*What is being asked*
Collect every line that includes the string "JSON".

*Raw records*
/---
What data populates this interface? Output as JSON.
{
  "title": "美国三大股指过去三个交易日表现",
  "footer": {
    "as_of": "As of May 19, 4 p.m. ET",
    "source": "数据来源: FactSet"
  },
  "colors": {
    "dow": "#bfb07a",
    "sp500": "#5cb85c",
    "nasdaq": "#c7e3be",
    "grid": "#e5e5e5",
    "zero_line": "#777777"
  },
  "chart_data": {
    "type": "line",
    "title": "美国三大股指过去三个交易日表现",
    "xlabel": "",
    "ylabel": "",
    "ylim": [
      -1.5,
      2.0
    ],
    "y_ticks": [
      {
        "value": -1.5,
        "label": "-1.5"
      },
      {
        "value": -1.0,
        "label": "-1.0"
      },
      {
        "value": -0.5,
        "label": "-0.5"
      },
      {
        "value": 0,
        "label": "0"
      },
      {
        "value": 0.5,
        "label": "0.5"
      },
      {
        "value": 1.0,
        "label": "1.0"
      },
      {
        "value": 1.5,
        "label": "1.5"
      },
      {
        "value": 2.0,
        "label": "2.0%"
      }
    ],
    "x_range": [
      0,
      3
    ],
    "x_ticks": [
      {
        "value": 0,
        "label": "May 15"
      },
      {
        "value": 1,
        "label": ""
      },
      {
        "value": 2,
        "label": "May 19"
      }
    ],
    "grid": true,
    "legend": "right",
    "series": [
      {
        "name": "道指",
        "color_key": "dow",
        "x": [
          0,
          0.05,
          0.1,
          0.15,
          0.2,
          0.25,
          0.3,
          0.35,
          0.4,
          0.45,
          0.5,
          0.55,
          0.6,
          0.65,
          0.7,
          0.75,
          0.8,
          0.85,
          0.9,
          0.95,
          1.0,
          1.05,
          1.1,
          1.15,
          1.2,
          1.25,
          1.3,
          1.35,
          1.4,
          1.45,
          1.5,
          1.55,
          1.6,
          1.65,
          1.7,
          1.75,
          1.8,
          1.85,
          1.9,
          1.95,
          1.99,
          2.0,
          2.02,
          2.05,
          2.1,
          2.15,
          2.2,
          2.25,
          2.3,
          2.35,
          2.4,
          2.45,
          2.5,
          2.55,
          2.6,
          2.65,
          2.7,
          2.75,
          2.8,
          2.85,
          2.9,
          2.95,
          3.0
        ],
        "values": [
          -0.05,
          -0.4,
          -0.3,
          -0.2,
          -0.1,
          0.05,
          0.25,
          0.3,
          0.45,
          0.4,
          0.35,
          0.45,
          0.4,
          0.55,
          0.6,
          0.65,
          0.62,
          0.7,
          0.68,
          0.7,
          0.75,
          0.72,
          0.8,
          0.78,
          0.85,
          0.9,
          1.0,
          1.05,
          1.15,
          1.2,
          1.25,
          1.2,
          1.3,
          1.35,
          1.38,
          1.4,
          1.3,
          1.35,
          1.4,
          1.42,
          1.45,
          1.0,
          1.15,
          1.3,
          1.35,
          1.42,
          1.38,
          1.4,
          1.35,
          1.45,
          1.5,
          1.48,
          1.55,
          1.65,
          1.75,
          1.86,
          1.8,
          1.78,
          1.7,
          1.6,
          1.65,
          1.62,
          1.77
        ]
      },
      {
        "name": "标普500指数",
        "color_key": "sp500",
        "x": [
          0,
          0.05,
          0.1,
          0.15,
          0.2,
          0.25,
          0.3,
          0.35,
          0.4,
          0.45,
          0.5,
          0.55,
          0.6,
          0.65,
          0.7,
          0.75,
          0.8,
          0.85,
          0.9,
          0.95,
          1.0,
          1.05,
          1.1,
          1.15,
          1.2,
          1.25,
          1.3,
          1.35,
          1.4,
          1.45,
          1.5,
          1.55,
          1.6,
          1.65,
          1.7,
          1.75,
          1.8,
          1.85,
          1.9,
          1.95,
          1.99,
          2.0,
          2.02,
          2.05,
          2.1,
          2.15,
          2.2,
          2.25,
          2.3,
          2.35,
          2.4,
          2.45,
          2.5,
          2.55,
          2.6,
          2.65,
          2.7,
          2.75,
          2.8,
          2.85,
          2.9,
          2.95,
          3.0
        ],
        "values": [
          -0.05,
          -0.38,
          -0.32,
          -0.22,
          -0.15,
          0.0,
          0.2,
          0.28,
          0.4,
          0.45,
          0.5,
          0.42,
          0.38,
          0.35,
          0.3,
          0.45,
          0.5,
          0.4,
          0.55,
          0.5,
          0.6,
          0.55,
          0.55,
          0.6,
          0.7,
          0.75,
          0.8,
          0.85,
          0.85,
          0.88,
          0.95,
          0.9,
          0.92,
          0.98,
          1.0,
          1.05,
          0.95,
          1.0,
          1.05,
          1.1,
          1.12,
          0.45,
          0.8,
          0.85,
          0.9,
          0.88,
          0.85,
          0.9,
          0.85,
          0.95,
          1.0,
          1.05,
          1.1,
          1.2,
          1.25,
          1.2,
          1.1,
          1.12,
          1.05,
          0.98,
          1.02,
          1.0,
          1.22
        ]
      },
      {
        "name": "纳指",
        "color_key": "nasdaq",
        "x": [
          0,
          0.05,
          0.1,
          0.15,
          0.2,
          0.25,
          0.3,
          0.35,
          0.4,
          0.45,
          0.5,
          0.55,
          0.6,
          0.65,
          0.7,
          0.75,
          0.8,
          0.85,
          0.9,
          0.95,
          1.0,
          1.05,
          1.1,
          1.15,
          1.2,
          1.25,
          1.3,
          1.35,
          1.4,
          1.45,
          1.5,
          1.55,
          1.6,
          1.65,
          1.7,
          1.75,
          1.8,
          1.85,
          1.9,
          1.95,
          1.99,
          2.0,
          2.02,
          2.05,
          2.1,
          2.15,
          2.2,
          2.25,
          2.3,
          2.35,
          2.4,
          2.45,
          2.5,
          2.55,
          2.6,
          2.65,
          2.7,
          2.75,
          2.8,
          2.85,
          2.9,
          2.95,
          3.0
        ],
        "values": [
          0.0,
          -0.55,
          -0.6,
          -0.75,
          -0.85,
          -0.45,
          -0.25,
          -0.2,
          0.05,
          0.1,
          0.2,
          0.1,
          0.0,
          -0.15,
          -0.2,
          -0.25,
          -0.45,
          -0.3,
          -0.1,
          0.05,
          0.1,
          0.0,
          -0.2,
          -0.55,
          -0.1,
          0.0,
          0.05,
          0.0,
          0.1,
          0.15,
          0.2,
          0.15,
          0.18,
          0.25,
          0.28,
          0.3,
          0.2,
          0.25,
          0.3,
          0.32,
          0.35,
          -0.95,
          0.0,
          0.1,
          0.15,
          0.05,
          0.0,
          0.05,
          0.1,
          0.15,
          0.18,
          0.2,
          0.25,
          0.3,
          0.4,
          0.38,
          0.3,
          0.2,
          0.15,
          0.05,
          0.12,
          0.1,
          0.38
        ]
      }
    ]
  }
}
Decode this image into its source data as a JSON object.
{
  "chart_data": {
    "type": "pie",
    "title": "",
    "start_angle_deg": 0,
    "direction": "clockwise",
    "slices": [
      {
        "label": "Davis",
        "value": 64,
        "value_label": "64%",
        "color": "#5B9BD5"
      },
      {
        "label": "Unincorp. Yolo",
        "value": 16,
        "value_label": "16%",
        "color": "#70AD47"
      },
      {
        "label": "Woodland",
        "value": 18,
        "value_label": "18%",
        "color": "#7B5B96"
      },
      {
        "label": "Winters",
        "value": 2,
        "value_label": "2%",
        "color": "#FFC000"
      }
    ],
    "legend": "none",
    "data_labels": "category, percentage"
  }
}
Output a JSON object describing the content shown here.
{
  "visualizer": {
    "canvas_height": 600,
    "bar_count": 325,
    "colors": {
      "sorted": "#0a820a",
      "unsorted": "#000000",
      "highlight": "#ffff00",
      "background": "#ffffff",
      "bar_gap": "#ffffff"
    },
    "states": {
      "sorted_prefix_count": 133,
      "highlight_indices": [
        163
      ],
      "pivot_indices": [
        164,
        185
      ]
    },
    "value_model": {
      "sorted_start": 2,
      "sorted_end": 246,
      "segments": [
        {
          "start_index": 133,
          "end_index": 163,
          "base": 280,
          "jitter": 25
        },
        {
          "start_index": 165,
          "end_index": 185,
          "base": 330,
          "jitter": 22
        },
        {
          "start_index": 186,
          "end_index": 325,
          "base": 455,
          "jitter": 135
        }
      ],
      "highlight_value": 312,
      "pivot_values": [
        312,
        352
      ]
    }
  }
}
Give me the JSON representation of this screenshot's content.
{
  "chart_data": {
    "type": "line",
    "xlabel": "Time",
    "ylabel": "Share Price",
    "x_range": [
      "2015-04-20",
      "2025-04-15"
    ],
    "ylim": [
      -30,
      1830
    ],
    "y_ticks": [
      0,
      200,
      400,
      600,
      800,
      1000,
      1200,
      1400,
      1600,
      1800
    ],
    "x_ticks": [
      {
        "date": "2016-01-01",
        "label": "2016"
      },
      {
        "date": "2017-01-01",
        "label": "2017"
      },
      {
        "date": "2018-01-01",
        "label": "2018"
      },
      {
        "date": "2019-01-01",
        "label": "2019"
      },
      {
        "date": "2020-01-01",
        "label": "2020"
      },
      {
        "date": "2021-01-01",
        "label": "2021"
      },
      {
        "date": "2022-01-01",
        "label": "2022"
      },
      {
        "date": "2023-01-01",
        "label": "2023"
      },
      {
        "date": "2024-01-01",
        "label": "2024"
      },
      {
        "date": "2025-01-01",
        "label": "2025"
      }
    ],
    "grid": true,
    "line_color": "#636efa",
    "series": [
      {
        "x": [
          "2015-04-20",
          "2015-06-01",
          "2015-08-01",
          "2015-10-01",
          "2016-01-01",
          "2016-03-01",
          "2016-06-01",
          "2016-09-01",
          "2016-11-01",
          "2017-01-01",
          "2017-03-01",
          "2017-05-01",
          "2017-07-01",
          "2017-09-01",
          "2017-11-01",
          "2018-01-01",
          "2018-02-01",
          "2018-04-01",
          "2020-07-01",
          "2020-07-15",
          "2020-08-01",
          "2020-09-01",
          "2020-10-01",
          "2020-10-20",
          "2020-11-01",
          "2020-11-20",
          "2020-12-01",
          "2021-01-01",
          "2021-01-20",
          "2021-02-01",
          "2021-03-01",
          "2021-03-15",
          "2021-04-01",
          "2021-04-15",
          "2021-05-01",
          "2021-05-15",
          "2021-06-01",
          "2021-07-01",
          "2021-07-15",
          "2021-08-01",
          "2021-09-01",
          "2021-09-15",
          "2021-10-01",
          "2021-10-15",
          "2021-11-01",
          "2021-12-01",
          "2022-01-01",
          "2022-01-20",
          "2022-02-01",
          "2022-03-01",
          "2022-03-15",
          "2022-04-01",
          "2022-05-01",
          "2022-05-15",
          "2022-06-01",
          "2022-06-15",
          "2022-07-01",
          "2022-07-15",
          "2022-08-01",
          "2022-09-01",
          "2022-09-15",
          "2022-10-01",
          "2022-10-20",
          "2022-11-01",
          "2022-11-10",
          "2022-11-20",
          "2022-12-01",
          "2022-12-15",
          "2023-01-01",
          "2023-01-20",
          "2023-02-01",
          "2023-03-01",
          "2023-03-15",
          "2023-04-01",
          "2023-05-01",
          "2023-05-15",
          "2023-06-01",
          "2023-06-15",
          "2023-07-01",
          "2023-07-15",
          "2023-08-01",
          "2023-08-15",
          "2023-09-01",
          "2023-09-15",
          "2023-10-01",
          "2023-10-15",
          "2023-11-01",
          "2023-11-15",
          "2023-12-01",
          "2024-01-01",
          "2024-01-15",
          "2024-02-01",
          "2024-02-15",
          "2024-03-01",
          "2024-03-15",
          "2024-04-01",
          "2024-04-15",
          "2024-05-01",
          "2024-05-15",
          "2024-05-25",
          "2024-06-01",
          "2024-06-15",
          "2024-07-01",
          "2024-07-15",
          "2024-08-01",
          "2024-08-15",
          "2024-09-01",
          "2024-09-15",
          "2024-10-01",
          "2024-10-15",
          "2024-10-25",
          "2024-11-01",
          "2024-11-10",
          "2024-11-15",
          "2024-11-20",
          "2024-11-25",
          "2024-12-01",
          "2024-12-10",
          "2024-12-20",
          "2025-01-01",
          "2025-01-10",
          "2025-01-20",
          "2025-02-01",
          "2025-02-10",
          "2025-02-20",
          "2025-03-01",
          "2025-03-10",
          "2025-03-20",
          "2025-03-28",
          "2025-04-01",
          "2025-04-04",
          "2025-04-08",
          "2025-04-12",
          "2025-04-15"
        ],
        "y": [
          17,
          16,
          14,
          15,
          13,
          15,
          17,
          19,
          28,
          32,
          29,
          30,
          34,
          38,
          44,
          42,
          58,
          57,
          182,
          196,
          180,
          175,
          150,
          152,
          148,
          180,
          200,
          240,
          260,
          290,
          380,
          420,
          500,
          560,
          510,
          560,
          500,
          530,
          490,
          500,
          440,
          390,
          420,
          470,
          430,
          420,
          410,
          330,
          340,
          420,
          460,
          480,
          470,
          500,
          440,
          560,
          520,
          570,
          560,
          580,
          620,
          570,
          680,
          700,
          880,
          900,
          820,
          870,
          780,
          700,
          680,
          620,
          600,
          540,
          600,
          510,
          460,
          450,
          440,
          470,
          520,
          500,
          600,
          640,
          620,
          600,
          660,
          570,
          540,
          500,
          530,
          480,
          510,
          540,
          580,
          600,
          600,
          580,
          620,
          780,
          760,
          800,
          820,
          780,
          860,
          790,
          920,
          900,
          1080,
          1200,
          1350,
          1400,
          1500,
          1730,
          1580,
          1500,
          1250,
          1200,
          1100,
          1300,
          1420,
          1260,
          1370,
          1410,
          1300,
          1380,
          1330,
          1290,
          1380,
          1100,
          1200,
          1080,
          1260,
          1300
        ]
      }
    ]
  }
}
\---
*Solution*
What data populates this interface? Output as JSON.
Decode this image into its source data as a JSON object.
Output a JSON object describing the content shown here.
Give me the JSON representation of this screenshot's content.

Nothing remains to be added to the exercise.